**Listed records**
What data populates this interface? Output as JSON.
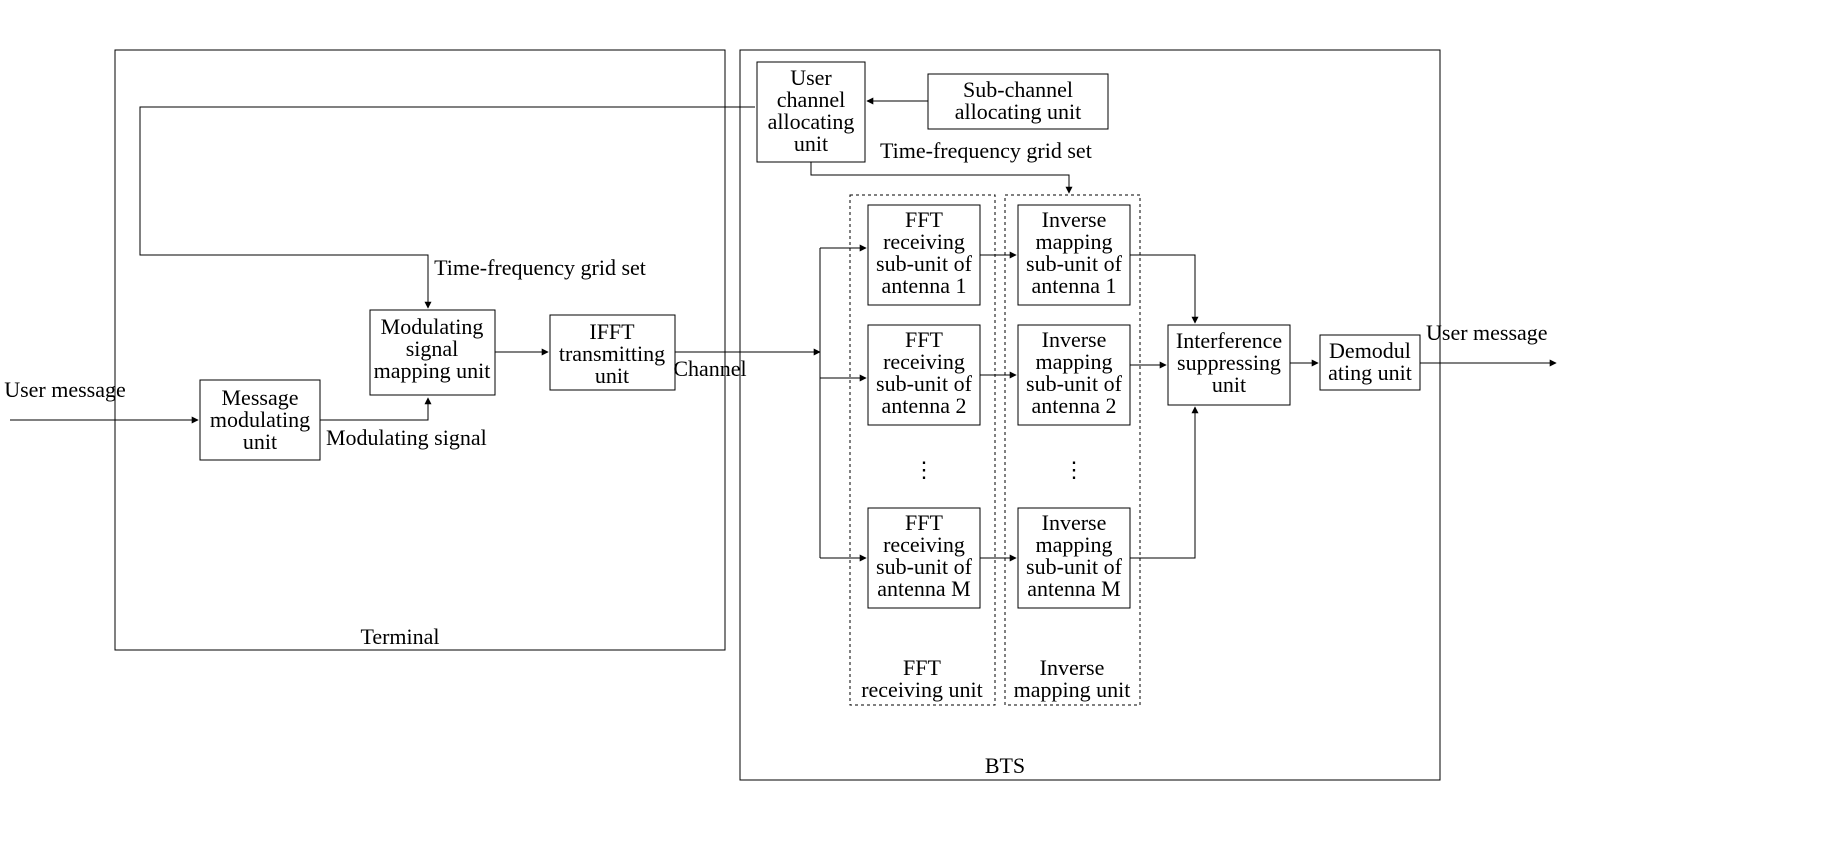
{
  "terminal": {
    "container_label": "Terminal",
    "io_in": "User message",
    "msg_mod": "Message\nmodulating\nunit",
    "mod_signal_label": "Modulating signal",
    "map_unit": "Modulating\nsignal\nmapping unit",
    "ifft": "IFFT\ntransmitting\nunit",
    "tf_grid_label": "Time-frequency grid set",
    "channel_label": "Channel"
  },
  "bts": {
    "container_label": "BTS",
    "user_chan_alloc": "User\nchannel\nallocating\nunit",
    "sub_chan_alloc": "Sub-channel\nallocating unit",
    "tf_grid_label": "Time-frequency grid set",
    "fft_unit_label": "FFT\nreceiving unit",
    "inv_unit_label": "Inverse\nmapping unit",
    "fft1": "FFT\nreceiving\nsub-unit of\nantenna 1",
    "fft2": "FFT\nreceiving\nsub-unit of\nantenna 2",
    "fftM": "FFT\nreceiving\nsub-unit of\nantenna M",
    "inv1": "Inverse\nmapping\nsub-unit of\nantenna 1",
    "inv2": "Inverse\nmapping\nsub-unit of\nantenna 2",
    "invM": "Inverse\nmapping\nsub-unit of\nantenna M",
    "interf": "Interference\nsuppressing\nunit",
    "demod": "Demodul\nating unit",
    "io_out": "User message"
  },
  "style": {
    "font_size": 22,
    "bg": "#ffffff",
    "stroke": "#000000"
  }
}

**What is expected**
All of the records above must be copied exactly, except for the pictures.

**Response for this exercise**
What data populates this interface? Output as JSON.
{
  "terminal": {
    "container_label": "Terminal",
    "io_in": "User message",
    "msg_mod": "Message\nmodulating\nunit",
    "mod_signal_label": "Modulating signal",
    "map_unit": "Modulating\nsignal\nmapping unit",
    "ifft": "IFFT\ntransmitting\nunit",
    "tf_grid_label": "Time-frequency grid set",
    "channel_label": "Channel"
  },
  "bts": {
    "container_label": "BTS",
    "user_chan_alloc": "User\nchannel\nallocating\nunit",
    "sub_chan_alloc": "Sub-channel\nallocating unit",
    "tf_grid_label": "Time-frequency grid set",
    "fft_unit_label": "FFT\nreceiving unit",
    "inv_unit_label": "Inverse\nmapping unit",
    "fft1": "FFT\nreceiving\nsub-unit of\nantenna 1",
    "fft2": "FFT\nreceiving\nsub-unit of\nantenna 2",
    "fftM": "FFT\nreceiving\nsub-unit of\nantenna M",
    "inv1": "Inverse\nmapping\nsub-unit of\nantenna 1",
    "inv2": "Inverse\nmapping\nsub-unit of\nantenna 2",
    "invM": "Inverse\nmapping\nsub-unit of\nantenna M",
    "interf": "Interference\nsuppressing\nunit",
    "demod": "Demodul\nating unit",
    "io_out": "User message"
  },
  "style": {
    "font_size": 22,
    "bg": "#ffffff",
    "stroke": "#000000"
  }
}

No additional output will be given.